- **EXERCISES TO COMPLETE**
- 1) In the excerpt on promotion biases, which coaches form the data focus of the paper?
- 2) Can you reproduce the listing lines, starting at the line containing "slot-old-price: 40,00 € (592, 548, 639, 562)" and ending after the line containing "slot-top-bar (182, 510, 349, 515)", with both of those lines included?

- **EXCERPT**
After following this discussion, I couldn't resist the opportunity to
plug a paper I have coming out in the Syracuse Law Review in February.
The title is, "Under the Radar: The Resistance of Promotion Biases to
Economic Market Forces."  The paper focuses on the trouble black men
have in advancing in corporate and organization hierachies. Our data
focus is football and basketball coaches. We try to explain why black
coaches are more successful in basketball than in football even though
both sports are dominated by black athletes. One intriguing observation
is that college promotion records are worst than the pro's with college
football being particularly dismal.

Clearly minority and female advancement in professional careers are
related.  Invariably someone raises the "innate differences" argument
because it is difficult to explain the different success rates using
easily observable  variables.  Some economists have spent entire careers
arguing that discrimination cannot exist in free-market economies, the
implication being that lack of success rates must be due to innate
differences.

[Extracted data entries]
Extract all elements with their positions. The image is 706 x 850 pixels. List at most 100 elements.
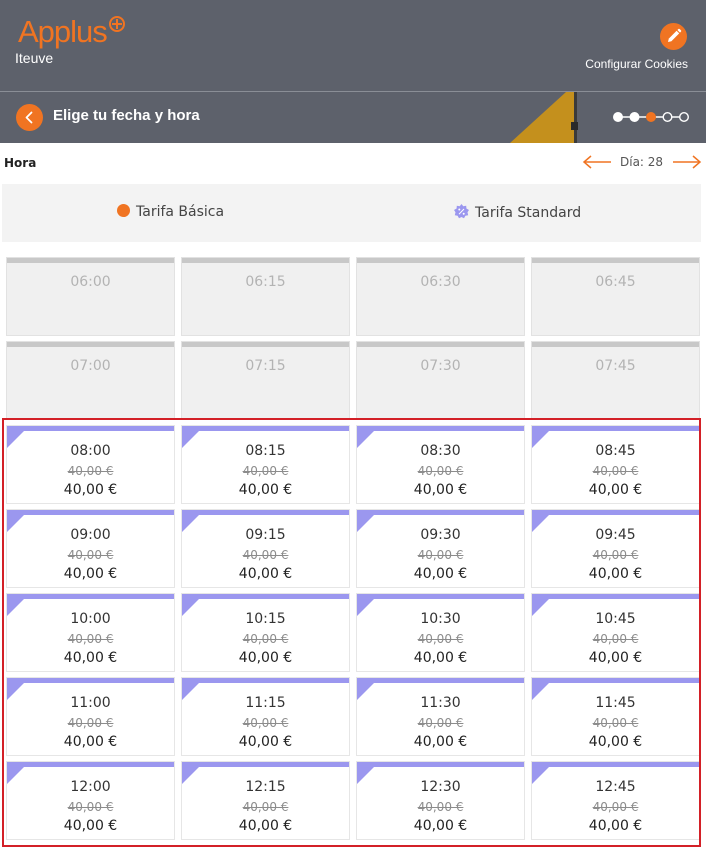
slot-old-price: 40,00 € (592, 548, 639, 562)
app-header: Applus Iteuve Configurar Cookies Elige t… (0, 0, 706, 143)
slot-old-price: 40,00 € (242, 464, 289, 478)
slot-time: 07:15 (245, 358, 286, 374)
slot-old-price: 40,00 € (67, 800, 114, 814)
logo-text: Applus (18, 14, 108, 49)
slot-price: 40,00 € (588, 482, 643, 498)
time-slot[interactable]: 09:30 40,00 € 40,00 € (356, 509, 525, 588)
slot-old-price: 40,00 € (67, 548, 114, 562)
slot-top-bar (7, 510, 174, 515)
slot-time: 09:45 (595, 527, 636, 543)
slot-time: 08:30 (420, 443, 461, 459)
time-slot[interactable]: 08:00 40,00 € 40,00 € (6, 425, 175, 504)
time-slot[interactable]: 11:45 40,00 € 40,00 € (531, 677, 700, 756)
slot-top-bar (182, 510, 349, 515)
edit-button[interactable] (660, 23, 687, 50)
slot-top-bar (357, 258, 524, 263)
time-slot: 07:45 (531, 341, 700, 420)
slot-price: 40,00 € (588, 734, 643, 750)
configure-cookies-link[interactable]: Configurar Cookies (560, 57, 688, 71)
step-dot (678, 111, 689, 123)
slot-top-bar (532, 258, 699, 263)
slot-time: 11:00 (70, 695, 111, 711)
time-slot[interactable]: 12:45 40,00 € 40,00 € (531, 761, 700, 840)
slot-top-bar (357, 426, 524, 431)
time-slot[interactable]: 12:00 40,00 € 40,00 € (6, 761, 175, 840)
slot-time: 10:00 (70, 611, 111, 627)
slot-price: 40,00 € (63, 818, 118, 834)
slot-old-price: 40,00 € (242, 800, 289, 814)
time-slot[interactable]: 11:00 40,00 € 40,00 € (6, 677, 175, 756)
slot-top-bar (182, 258, 349, 263)
time-slot[interactable]: 09:00 40,00 € 40,00 € (6, 509, 175, 588)
slot-old-price: 40,00 € (592, 800, 639, 814)
slot-price: 40,00 € (238, 650, 293, 666)
step-progress (613, 111, 689, 123)
slot-top-bar (182, 678, 349, 683)
slot-top-bar (357, 594, 524, 599)
slot-price: 40,00 € (63, 482, 118, 498)
header-divider (0, 91, 706, 92)
time-slot[interactable]: 11:30 40,00 € 40,00 € (356, 677, 525, 756)
slot-time: 11:30 (420, 695, 461, 711)
slot-time: 09:00 (70, 527, 111, 543)
slot-old-price: 40,00 € (592, 464, 639, 478)
time-slot[interactable]: 12:30 40,00 € 40,00 € (356, 761, 525, 840)
slot-top-bar (7, 594, 174, 599)
header-decoration (510, 92, 578, 143)
time-slot[interactable]: 08:30 40,00 € 40,00 € (356, 425, 525, 504)
slot-price: 40,00 € (63, 734, 118, 750)
time-slot[interactable]: 09:15 40,00 € 40,00 € (181, 509, 350, 588)
slot-time: 12:00 (70, 779, 111, 795)
slot-top-bar (7, 678, 174, 683)
time-slot: 06:15 (181, 257, 350, 336)
slot-time: 07:45 (595, 358, 636, 374)
slot-time: 08:15 (245, 443, 286, 459)
slot-price: 40,00 € (588, 566, 643, 582)
time-slot[interactable]: 12:15 40,00 € 40,00 € (181, 761, 350, 840)
back-button[interactable] (16, 104, 43, 131)
slot-old-price: 40,00 € (242, 548, 289, 562)
slot-time: 07:00 (70, 358, 111, 374)
previous-day-arrow-icon[interactable] (582, 151, 612, 173)
slot-time: 06:15 (245, 274, 286, 290)
slot-old-price: 40,00 € (242, 632, 289, 646)
slot-top-bar (182, 342, 349, 347)
slot-time: 06:45 (595, 274, 636, 290)
time-slot[interactable]: 11:15 40,00 € 40,00 € (181, 677, 350, 756)
slot-price: 40,00 € (238, 734, 293, 750)
slot-time: 11:45 (595, 695, 636, 711)
slot-time: 10:15 (245, 611, 286, 627)
legend-standard: Tarifa Standard (454, 204, 581, 221)
slot-old-price: 40,00 € (67, 632, 114, 646)
slot-price: 40,00 € (238, 482, 293, 498)
time-slot: 06:45 (531, 257, 700, 336)
slot-time: 10:30 (420, 611, 461, 627)
slot-top-bar (7, 342, 174, 347)
time-slot[interactable]: 10:30 40,00 € 40,00 € (356, 593, 525, 672)
time-slot[interactable]: 10:45 40,00 € 40,00 € (531, 593, 700, 672)
slot-old-price: 40,00 € (592, 716, 639, 730)
time-slot[interactable]: 10:00 40,00 € 40,00 € (6, 593, 175, 672)
slot-time: 06:30 (420, 274, 461, 290)
slot-price: 40,00 € (238, 818, 293, 834)
time-slot[interactable]: 08:45 40,00 € 40,00 € (531, 425, 700, 504)
slot-top-bar (7, 762, 174, 767)
time-slot[interactable]: 09:45 40,00 € 40,00 € (531, 509, 700, 588)
slot-old-price: 40,00 € (592, 632, 639, 646)
slot-old-price: 40,00 € (67, 464, 114, 478)
logo-plus-icon (109, 16, 125, 32)
slot-time: 09:15 (245, 527, 286, 543)
sub-brand: Iteuve (15, 50, 54, 66)
time-slot[interactable]: 08:15 40,00 € 40,00 € (181, 425, 350, 504)
slot-price: 40,00 € (413, 482, 468, 498)
legend-standard-label: Tarifa Standard (475, 205, 582, 221)
slot-top-bar (532, 510, 699, 515)
slot-old-price: 40,00 € (417, 800, 464, 814)
slot-old-price: 40,00 € (417, 632, 464, 646)
step-dot-current (646, 112, 656, 122)
slot-old-price: 40,00 € (67, 716, 114, 730)
next-day-arrow-icon[interactable] (672, 151, 702, 173)
slot-time: 08:00 (70, 443, 111, 459)
slot-top-bar (182, 594, 349, 599)
time-slot[interactable]: 10:15 40,00 € 40,00 € (181, 593, 350, 672)
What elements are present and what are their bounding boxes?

- **SOLUTION SET**
- 1) Football and basketball coaches.

- 2)
slot-old-price: 40,00 € (592, 548, 639, 562)
app-header: Applus Iteuve Configurar Cookies Elige t… (0, 0, 706, 143)
slot-old-price: 40,00 € (242, 464, 289, 478)
slot-time: 07:15 (245, 358, 286, 374)
slot-old-price: 40,00 € (67, 800, 114, 814)
logo-text: Applus (18, 14, 108, 49)
slot-price: 40,00 € (588, 482, 643, 498)
time-slot[interactable]: 09:30 40,00 € 40,00 € (356, 509, 525, 588)
slot-old-price: 40,00 € (67, 548, 114, 562)
slot-top-bar (7, 510, 174, 515)
slot-time: 09:45 (595, 527, 636, 543)
slot-time: 08:30 (420, 443, 461, 459)
time-slot[interactable]: 08:00 40,00 € 40,00 € (6, 425, 175, 504)
time-slot[interactable]: 11:45 40,00 € 40,00 € (531, 677, 700, 756)
slot-top-bar (182, 510, 349, 515)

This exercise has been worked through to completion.